▶

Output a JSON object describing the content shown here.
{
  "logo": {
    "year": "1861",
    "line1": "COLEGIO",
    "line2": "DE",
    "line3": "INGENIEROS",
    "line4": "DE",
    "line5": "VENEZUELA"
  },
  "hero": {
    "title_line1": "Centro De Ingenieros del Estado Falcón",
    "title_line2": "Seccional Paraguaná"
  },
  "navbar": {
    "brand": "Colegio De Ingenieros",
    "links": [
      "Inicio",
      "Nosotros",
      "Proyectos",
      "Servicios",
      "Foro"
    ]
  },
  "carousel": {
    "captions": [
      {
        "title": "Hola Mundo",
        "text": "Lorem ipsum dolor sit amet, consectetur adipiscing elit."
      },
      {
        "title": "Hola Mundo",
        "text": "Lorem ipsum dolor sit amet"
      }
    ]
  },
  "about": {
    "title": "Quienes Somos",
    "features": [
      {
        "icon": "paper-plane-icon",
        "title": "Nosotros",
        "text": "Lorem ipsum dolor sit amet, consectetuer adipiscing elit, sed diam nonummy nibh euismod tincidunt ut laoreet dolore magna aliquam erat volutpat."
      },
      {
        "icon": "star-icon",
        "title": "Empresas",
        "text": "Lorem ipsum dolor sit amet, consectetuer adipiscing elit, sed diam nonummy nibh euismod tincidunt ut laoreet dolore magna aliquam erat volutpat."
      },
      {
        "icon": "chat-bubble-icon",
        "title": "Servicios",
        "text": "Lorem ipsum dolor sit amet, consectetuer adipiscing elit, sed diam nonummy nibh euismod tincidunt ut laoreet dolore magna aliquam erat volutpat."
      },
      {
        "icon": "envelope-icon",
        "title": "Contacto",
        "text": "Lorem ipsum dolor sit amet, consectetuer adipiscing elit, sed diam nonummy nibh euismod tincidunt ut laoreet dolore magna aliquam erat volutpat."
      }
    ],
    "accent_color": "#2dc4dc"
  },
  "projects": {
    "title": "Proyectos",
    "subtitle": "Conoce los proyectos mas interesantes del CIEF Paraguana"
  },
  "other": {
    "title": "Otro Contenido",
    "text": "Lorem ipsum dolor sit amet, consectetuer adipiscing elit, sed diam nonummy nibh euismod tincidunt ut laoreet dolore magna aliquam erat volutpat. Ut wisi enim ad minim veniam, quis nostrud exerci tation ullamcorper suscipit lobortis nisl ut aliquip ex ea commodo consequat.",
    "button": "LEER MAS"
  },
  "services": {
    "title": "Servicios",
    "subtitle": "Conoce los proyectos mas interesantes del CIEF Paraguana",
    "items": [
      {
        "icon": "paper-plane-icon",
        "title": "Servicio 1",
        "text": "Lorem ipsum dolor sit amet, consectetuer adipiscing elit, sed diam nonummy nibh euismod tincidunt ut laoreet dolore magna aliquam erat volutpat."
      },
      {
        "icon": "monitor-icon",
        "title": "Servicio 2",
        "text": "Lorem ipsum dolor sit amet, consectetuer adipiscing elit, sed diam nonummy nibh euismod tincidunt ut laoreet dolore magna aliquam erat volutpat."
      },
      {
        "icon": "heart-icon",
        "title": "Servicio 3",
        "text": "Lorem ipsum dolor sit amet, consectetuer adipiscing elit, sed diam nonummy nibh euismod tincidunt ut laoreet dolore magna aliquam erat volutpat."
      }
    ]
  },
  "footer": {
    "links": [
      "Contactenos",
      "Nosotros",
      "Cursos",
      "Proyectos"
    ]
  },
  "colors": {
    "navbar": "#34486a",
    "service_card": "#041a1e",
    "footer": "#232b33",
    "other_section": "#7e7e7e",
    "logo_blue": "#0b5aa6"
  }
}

◀

_Task requirements_
Every record above should be output exactly.

_Answer to this exercise_
Output a JSON object describing the content shown here.
{
  "logo": {
    "year": "1861",
    "line1": "COLEGIO",
    "line2": "DE",
    "line3": "INGENIEROS",
    "line4": "DE",
    "line5": "VENEZUELA"
  },
  "hero": {
    "title_line1": "Centro De Ingenieros del Estado Falcón",
    "title_line2": "Seccional Paraguaná"
  },
  "navbar": {
    "brand": "Colegio De Ingenieros",
    "links": [
      "Inicio",
      "Nosotros",
      "Proyectos",
      "Servicios",
      "Foro"
    ]
  },
  "carousel": {
    "captions": [
      {
        "title": "Hola Mundo",
        "text": "Lorem ipsum dolor sit amet, consectetur adipiscing elit."
      },
      {
        "title": "Hola Mundo",
        "text": "Lorem ipsum dolor sit amet"
      }
    ]
  },
  "about": {
    "title": "Quienes Somos",
    "features": [
      {
        "icon": "paper-plane-icon",
        "title": "Nosotros",
        "text": "Lorem ipsum dolor sit amet, consectetuer adipiscing elit, sed diam nonummy nibh euismod tincidunt ut laoreet dolore magna aliquam erat volutpat."
      },
      {
        "icon": "star-icon",
        "title": "Empresas",
        "text": "Lorem ipsum dolor sit amet, consectetuer adipiscing elit, sed diam nonummy nibh euismod tincidunt ut laoreet dolore magna aliquam erat volutpat."
      },
      {
        "icon": "chat-bubble-icon",
        "title": "Servicios",
        "text": "Lorem ipsum dolor sit amet, consectetuer adipiscing elit, sed diam nonummy nibh euismod tincidunt ut laoreet dolore magna aliquam erat volutpat."
      },
      {
        "icon": "envelope-icon",
        "title": "Contacto",
        "text": "Lorem ipsum dolor sit amet, consectetuer adipiscing elit, sed diam nonummy nibh euismod tincidunt ut laoreet dolore magna aliquam erat volutpat."
      }
    ],
    "accent_color": "#2dc4dc"
  },
  "projects": {
    "title": "Proyectos",
    "subtitle": "Conoce los proyectos mas interesantes del CIEF Paraguana"
  },
  "other": {
    "title": "Otro Contenido",
    "text": "Lorem ipsum dolor sit amet, consectetuer adipiscing elit, sed diam nonummy nibh euismod tincidunt ut laoreet dolore magna aliquam erat volutpat. Ut wisi enim ad minim veniam, quis nostrud exerci tation ullamcorper suscipit lobortis nisl ut aliquip ex ea commodo consequat.",
    "button": "LEER MAS"
  },
  "services": {
    "title": "Servicios",
    "subtitle": "Conoce los proyectos mas interesantes del CIEF Paraguana",
    "items": [
      {
        "icon": "paper-plane-icon",
        "title": "Servicio 1",
        "text": "Lorem ipsum dolor sit amet, consectetuer adipiscing elit, sed diam nonummy nibh euismod tincidunt ut laoreet dolore magna aliquam erat volutpat."
      },
      {
        "icon": "monitor-icon",
        "title": "Servicio 2",
        "text": "Lorem ipsum dolor sit amet, consectetuer adipiscing elit, sed diam nonummy nibh euismod tincidunt ut laoreet dolore magna aliquam erat volutpat."
      },
      {
        "icon": "heart-icon",
        "title": "Servicio 3",
        "text": "Lorem ipsum dolor sit amet, consectetuer adipiscing elit, sed diam nonummy nibh euismod tincidunt ut laoreet dolore magna aliquam erat volutpat."
      }
    ]
  },
  "footer": {
    "links": [
      "Contactenos",
      "Nosotros",
      "Cursos",
      "Proyectos"
    ]
  },
  "colors": {
    "navbar": "#34486a",
    "service_card": "#041a1e",
    "footer": "#232b33",
    "other_section": "#7e7e7e",
    "logo_blue": "#0b5aa6"
  }
}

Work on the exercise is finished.